[begin Raw records]

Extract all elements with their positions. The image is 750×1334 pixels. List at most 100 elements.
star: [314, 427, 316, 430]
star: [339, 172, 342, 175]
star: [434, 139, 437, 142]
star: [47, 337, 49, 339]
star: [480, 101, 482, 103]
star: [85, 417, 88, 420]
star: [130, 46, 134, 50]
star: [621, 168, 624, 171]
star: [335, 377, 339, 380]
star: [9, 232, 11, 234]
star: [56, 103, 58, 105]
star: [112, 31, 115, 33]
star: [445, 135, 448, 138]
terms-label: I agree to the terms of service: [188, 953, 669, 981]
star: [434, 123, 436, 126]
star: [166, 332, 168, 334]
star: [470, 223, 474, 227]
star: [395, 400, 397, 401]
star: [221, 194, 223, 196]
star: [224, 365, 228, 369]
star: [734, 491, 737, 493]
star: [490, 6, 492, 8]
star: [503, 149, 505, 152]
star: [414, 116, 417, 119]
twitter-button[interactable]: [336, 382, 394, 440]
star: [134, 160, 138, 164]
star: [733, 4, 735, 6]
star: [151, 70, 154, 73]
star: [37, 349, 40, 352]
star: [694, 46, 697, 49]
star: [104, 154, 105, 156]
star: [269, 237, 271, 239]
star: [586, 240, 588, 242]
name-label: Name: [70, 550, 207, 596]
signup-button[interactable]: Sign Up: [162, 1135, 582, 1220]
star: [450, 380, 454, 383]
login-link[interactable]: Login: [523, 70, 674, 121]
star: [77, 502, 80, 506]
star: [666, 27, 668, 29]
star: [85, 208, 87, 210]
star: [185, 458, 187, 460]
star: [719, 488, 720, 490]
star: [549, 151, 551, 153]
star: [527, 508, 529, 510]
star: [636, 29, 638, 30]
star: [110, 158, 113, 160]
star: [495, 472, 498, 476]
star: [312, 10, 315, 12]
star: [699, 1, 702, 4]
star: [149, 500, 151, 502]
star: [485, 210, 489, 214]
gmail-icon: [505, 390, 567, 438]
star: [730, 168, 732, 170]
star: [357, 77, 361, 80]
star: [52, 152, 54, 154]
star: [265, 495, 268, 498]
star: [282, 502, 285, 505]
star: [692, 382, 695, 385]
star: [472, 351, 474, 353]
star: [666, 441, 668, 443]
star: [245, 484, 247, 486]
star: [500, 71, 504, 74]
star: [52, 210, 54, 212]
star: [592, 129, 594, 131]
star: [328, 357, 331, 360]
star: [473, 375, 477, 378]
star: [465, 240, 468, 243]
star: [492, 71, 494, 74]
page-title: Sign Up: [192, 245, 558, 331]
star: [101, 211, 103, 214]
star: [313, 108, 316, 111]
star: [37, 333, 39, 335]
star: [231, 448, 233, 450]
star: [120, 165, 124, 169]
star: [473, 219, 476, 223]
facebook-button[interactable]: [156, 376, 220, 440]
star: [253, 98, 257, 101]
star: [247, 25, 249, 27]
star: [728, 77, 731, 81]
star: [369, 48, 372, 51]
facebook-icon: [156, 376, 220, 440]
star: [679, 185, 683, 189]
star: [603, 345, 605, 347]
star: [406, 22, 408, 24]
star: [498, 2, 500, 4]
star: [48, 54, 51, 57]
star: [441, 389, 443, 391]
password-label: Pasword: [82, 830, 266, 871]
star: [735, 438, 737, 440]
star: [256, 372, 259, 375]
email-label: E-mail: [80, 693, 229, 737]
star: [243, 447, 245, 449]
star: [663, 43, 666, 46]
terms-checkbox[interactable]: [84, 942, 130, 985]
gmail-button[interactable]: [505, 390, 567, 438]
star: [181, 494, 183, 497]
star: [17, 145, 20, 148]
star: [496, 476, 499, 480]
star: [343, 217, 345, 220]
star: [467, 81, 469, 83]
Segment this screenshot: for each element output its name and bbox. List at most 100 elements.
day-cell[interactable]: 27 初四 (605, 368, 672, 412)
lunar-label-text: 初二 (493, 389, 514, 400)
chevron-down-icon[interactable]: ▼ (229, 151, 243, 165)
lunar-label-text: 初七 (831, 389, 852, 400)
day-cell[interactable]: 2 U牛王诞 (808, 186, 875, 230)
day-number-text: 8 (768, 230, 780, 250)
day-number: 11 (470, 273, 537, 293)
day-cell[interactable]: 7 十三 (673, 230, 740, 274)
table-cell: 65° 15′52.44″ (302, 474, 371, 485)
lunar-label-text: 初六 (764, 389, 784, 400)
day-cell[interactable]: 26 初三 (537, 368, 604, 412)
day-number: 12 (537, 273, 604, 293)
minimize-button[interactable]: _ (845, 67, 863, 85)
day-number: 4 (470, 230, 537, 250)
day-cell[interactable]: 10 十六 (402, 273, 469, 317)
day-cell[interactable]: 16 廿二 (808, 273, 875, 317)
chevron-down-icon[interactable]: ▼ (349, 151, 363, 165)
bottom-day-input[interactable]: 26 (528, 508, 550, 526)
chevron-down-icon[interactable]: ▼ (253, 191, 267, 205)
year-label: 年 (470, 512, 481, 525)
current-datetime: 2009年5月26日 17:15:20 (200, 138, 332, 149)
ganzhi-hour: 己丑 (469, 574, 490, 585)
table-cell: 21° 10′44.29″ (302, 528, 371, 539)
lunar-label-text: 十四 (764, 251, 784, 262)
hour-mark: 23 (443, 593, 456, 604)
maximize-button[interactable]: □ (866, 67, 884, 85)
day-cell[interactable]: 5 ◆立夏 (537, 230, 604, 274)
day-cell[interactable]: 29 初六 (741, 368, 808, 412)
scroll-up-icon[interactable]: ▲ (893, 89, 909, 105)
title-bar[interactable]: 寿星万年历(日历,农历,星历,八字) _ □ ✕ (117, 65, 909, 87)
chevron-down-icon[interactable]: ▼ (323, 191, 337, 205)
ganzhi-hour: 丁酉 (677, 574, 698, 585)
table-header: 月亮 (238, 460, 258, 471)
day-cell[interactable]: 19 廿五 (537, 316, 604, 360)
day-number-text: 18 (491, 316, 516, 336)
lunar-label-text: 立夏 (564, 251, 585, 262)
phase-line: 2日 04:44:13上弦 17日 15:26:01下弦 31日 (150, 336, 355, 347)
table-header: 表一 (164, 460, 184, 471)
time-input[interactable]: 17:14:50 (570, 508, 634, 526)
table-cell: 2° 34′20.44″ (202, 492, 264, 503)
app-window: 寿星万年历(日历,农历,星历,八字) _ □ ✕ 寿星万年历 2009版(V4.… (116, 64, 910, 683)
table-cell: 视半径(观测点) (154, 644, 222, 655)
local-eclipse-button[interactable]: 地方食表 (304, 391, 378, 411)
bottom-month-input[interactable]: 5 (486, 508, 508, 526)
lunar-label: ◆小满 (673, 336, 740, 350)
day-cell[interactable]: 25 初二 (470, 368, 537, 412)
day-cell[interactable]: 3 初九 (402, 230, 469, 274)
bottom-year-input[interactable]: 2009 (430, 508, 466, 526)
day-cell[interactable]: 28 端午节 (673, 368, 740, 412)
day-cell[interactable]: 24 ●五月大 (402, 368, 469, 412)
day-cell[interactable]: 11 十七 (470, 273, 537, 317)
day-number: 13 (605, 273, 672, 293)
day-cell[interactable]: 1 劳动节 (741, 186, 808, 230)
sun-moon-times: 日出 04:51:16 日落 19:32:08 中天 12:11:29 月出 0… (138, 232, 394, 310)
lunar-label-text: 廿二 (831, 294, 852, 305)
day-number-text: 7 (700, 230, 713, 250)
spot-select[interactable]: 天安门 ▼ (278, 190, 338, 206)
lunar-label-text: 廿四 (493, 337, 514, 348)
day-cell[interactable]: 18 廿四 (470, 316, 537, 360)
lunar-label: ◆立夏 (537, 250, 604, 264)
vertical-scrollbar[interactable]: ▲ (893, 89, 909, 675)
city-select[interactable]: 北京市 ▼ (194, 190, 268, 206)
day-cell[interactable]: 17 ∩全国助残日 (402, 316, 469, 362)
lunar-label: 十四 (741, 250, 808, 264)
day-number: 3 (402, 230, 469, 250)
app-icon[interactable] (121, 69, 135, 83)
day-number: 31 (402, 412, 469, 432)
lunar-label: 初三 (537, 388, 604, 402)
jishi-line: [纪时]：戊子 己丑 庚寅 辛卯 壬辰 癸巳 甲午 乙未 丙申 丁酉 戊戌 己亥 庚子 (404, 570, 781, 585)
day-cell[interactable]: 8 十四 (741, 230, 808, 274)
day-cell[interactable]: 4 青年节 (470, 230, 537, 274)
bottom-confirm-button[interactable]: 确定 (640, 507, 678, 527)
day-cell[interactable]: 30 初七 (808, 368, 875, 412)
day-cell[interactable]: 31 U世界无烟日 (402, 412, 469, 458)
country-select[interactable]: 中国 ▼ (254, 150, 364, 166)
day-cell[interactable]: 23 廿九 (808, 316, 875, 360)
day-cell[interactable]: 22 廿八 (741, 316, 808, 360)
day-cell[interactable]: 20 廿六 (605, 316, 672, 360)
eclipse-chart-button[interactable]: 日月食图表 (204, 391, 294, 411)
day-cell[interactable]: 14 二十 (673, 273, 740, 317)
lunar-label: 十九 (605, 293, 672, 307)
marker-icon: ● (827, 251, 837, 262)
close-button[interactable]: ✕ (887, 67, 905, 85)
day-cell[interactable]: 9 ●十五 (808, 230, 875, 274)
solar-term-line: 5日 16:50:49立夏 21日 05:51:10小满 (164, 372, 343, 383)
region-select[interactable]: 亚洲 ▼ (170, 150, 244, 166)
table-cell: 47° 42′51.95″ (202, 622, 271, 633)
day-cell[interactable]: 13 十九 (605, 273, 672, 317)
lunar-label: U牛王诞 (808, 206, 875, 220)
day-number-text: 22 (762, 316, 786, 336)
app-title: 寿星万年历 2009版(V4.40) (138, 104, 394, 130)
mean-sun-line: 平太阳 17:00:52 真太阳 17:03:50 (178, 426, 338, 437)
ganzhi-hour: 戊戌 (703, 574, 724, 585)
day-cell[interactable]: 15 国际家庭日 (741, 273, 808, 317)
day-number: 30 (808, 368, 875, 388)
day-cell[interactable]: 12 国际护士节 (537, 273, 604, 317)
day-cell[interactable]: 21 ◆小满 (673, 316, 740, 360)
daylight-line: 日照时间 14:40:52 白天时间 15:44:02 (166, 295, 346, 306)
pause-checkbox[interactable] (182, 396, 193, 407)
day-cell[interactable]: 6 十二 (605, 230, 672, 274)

[end Raw records]

• [Given task]
Return, unchanged, the lines above, starting at the very first line and ending at the line that contains "star: [636, 29, 638, 30]", with both of those lines included.

• [Task output]
Extract all elements with their positions. The image is 750×1334 pixels. List at most 100 elements.
star: [314, 427, 316, 430]
star: [339, 172, 342, 175]
star: [434, 139, 437, 142]
star: [47, 337, 49, 339]
star: [480, 101, 482, 103]
star: [85, 417, 88, 420]
star: [130, 46, 134, 50]
star: [621, 168, 624, 171]
star: [335, 377, 339, 380]
star: [9, 232, 11, 234]
star: [56, 103, 58, 105]
star: [112, 31, 115, 33]
star: [445, 135, 448, 138]
terms-label: I agree to the terms of service: [188, 953, 669, 981]
star: [434, 123, 436, 126]
star: [166, 332, 168, 334]
star: [470, 223, 474, 227]
star: [395, 400, 397, 401]
star: [221, 194, 223, 196]
star: [224, 365, 228, 369]
star: [734, 491, 737, 493]
star: [490, 6, 492, 8]
star: [503, 149, 505, 152]
star: [414, 116, 417, 119]
twitter-button[interactable]: [336, 382, 394, 440]
star: [134, 160, 138, 164]
star: [733, 4, 735, 6]
star: [151, 70, 154, 73]
star: [37, 349, 40, 352]
star: [694, 46, 697, 49]
star: [104, 154, 105, 156]
star: [269, 237, 271, 239]
star: [586, 240, 588, 242]
name-label: Name: [70, 550, 207, 596]
signup-button[interactable]: Sign Up: [162, 1135, 582, 1220]
star: [450, 380, 454, 383]
login-link[interactable]: Login: [523, 70, 674, 121]
star: [77, 502, 80, 506]
star: [666, 27, 668, 29]
star: [85, 208, 87, 210]
star: [185, 458, 187, 460]
star: [719, 488, 720, 490]
star: [549, 151, 551, 153]
star: [527, 508, 529, 510]
star: [636, 29, 638, 30]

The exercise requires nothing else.